> [Your objective]
Restate the whole listing exactly, leaving nothing out.

┄┄┄┄┄┄┄┄┄┄

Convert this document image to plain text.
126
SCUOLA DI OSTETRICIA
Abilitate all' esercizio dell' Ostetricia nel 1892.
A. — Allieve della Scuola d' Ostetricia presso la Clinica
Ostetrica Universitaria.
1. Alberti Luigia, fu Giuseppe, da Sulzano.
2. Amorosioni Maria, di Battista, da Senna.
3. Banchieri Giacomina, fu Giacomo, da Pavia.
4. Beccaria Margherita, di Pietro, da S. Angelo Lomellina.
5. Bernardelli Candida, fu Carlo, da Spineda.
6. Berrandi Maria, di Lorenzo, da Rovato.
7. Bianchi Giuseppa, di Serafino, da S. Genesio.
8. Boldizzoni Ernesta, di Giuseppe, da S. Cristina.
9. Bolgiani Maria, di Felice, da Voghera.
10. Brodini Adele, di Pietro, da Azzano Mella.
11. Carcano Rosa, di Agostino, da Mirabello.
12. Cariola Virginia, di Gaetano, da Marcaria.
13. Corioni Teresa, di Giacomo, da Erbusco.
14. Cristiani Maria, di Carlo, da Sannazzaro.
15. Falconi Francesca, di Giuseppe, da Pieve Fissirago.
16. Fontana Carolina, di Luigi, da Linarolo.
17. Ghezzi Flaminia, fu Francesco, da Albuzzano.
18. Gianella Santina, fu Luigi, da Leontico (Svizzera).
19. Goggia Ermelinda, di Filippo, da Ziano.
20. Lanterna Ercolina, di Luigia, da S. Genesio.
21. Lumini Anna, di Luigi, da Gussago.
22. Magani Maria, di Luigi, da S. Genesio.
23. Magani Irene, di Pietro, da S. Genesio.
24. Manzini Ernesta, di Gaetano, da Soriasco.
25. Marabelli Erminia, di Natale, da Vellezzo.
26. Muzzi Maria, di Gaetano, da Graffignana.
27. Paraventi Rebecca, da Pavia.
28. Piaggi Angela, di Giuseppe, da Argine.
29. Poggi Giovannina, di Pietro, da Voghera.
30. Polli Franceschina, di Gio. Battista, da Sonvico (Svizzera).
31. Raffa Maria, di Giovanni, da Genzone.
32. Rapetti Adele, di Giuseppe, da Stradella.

┄┄┄┄┄┄┄┄┄┄

> [Exercise result]
Convert this document image to plain text.
126
SCUOLA DI OSTETRICIA
Abilitate all' esercizio dell' Ostetricia nel 1892.
A. — Allieve della Scuola d' Ostetricia presso la Clinica
Ostetrica Universitaria.
1. Alberti Luigia, fu Giuseppe, da Sulzano.
2. Amorosioni Maria, di Battista, da Senna.
3. Banchieri Giacomina, fu Giacomo, da Pavia.
4. Beccaria Margherita, di Pietro, da S. Angelo Lomellina.
5. Bernardelli Candida, fu Carlo, da Spineda.
6. Berrandi Maria, di Lorenzo, da Rovato.
7. Bianchi Giuseppa, di Serafino, da S. Genesio.
8. Boldizzoni Ernesta, di Giuseppe, da S. Cristina.
9. Bolgiani Maria, di Felice, da Voghera.
10. Brodini Adele, di Pietro, da Azzano Mella.
11. Carcano Rosa, di Agostino, da Mirabello.
12. Cariola Virginia, di Gaetano, da Marcaria.
13. Corioni Teresa, di Giacomo, da Erbusco.
14. Cristiani Maria, di Carlo, da Sannazzaro.
15. Falconi Francesca, di Giuseppe, da Pieve Fissirago.
16. Fontana Carolina, di Luigi, da Linarolo.
17. Ghezzi Flaminia, fu Francesco, da Albuzzano.
18. Gianella Santina, fu Luigi, da Leontico (Svizzera).
19. Goggia Ermelinda, di Filippo, da Ziano.
20. Lanterna Ercolina, di Luigia, da S. Genesio.
21. Lumini Anna, di Luigi, da Gussago.
22. Magani Maria, di Luigi, da S. Genesio.
23. Magani Irene, di Pietro, da S. Genesio.
24. Manzini Ernesta, di Gaetano, da Soriasco.
25. Marabelli Erminia, di Natale, da Vellezzo.
26. Muzzi Maria, di Gaetano, da Graffignana.
27. Paraventi Rebecca, da Pavia.
28. Piaggi Angela, di Giuseppe, da Argine.
29. Poggi Giovannina, di Pietro, da Voghera.
30. Polli Franceschina, di Gio. Battista, da Sonvico (Svizzera).
31. Raffa Maria, di Giovanni, da Genzone.
32. Rapetti Adele, di Giuseppe, da Stradella.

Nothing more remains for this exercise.